--- START DOCUMENT PASSAGE ---
Bob Whipple, MBA, CPLP

You have probably noticed someone, when in a listening mode, pinch the bridge of his or her nose.  There are several possible meanings with this gesture, as with all body language signals.  I will share the common meanings in this article. People do not pinch the bridge of their nose while wearing glasses.  If a person removes his or her glasses in order to pinch the bridge of the nose, it means the BL signal is greatly amplified.

It is extremely rare for people to pinch the bridge of the nose while speaking.  Think about how awkward that would look. The mouth would be blocked by the person’s wrist. 

I knew a woman who actually did pinch the bridge of her nose while talking.  She would frequently also close her eyes while doing this. It was most disconcerting. I found it difficult to form a trusting relationship with the woman because her communication seemed to be contrived and inaccessible. With no eye contact, I felt disconnected from her. I learned that this woman was very insecure, and she communicated in this way as a form of protection so she did not have to witness the reactions of others.  It was very  unusual.  

Pinching the bridge of the noseIf a person pinches the bridge of his or her nose while listening, it usually means one of two things.  The first interpretation is that the person is trying to focus intently on the meaning. It signals high interest in the incoming message and a desire to focus the energy directly into the brain. The extreme form of this would include closing of the eyes in order to block out any other confusing signals. The connotation is wanting to internalize just this information at the moment.

An alternate reason for pinching the bridge of the nose is that the incoming data is jarring or difficult for the person to deal with at the moment. The gesture is a defensive one where the person is protecting the neck, mouth, and nose areas all at once. A corollary to this explanation is that the person might be experiencing a headache, and the information coming is making it worse. Also, closing the eyes might be in reaction to a painful amount of light coming in.
--- END DOCUMENT PASSAGE ---
--- START EXTRACTED ENTRIES ---
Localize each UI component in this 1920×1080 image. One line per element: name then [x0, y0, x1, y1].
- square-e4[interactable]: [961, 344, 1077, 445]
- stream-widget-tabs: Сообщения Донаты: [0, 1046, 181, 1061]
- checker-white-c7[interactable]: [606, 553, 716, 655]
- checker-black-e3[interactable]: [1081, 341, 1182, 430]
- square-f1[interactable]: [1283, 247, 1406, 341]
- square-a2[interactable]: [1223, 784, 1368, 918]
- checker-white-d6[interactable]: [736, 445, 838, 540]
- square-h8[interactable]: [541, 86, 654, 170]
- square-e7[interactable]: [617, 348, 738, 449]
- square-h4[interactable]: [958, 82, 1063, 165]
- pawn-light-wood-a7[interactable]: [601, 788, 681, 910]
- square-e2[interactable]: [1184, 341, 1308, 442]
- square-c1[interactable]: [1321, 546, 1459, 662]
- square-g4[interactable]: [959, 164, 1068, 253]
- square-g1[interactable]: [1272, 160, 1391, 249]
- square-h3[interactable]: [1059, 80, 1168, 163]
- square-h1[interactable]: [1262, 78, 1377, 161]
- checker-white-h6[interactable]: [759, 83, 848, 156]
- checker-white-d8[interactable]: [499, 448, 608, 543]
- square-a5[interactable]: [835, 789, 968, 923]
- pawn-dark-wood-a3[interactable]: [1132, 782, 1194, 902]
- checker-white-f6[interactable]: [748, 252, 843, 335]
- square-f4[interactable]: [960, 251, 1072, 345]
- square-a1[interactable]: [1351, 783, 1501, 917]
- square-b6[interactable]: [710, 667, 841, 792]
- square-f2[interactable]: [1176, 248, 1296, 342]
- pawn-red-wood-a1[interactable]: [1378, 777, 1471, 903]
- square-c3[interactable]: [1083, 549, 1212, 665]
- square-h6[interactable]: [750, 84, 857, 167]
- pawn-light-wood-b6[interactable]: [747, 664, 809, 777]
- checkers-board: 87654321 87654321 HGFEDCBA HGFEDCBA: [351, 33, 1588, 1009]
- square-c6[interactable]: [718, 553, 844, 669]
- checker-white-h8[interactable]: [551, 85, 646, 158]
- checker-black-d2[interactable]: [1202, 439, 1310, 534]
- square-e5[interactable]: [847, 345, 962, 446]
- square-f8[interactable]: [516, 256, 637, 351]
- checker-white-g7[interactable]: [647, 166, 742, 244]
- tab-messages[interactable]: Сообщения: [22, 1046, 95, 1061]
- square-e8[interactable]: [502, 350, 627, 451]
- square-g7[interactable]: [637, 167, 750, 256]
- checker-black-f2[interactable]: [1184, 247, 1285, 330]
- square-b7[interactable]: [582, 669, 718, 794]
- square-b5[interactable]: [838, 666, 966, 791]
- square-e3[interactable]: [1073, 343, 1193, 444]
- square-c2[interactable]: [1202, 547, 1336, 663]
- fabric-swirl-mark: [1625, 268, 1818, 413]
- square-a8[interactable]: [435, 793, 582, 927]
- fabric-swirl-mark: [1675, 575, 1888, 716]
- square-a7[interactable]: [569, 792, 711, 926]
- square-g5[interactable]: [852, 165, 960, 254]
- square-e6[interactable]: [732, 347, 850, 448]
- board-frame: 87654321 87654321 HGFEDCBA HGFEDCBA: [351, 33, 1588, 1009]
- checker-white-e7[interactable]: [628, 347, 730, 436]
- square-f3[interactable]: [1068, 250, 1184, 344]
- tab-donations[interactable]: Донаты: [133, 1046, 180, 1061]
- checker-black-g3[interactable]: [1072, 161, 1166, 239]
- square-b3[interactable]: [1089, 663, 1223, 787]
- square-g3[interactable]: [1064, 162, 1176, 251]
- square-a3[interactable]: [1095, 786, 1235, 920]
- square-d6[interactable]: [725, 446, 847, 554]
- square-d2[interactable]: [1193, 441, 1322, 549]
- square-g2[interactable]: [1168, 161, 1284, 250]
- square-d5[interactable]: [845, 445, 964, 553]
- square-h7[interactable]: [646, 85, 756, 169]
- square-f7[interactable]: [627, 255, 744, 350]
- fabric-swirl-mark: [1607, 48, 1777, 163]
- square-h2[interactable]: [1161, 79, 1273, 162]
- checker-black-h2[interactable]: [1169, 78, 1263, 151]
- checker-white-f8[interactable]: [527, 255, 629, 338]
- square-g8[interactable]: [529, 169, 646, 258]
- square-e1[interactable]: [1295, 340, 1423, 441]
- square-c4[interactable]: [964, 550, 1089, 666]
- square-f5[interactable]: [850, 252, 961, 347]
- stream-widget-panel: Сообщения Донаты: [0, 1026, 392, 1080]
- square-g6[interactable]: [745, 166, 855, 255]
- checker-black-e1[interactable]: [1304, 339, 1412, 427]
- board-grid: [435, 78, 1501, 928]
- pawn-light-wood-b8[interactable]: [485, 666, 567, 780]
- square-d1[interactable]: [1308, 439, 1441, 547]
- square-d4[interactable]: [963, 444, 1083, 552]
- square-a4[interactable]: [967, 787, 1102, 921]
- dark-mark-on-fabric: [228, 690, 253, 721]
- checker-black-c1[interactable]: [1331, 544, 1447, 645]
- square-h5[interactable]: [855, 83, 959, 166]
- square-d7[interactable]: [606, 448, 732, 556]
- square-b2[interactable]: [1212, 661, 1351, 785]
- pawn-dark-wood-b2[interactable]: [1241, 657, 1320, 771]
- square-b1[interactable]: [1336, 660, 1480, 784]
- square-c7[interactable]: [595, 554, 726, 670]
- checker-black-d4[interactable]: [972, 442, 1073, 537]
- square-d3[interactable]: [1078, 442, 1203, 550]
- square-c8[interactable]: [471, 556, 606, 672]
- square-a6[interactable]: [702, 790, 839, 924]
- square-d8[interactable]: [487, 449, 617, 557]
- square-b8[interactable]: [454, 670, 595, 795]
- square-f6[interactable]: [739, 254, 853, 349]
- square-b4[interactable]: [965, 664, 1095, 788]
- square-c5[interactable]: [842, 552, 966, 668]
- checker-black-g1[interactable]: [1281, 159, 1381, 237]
--- END EXTRACTED ENTRIES ---
WHAT IS ASKED »
A. Rewrite the part of the article on pinching the bridge of the nose that starts with the words containing "It is extremely" and stops after "the person’s wrist.", putting "hand" in place of "wrist".
B. List every line of the records that contains the string "light", treating uppercase and lowercase as different.

RESULTS »
A.
It is extremely rare for people to pinch the bridge of the nose while speaking.  Think about how awkward that would look. The mouth would be blocked by the person’s hand.

B.
- pawn-light-wood-a7[interactable]: [601, 788, 681, 910]
- pawn-light-wood-b6[interactable]: [747, 664, 809, 777]
- pawn-light-wood-b8[interactable]: [485, 666, 567, 780]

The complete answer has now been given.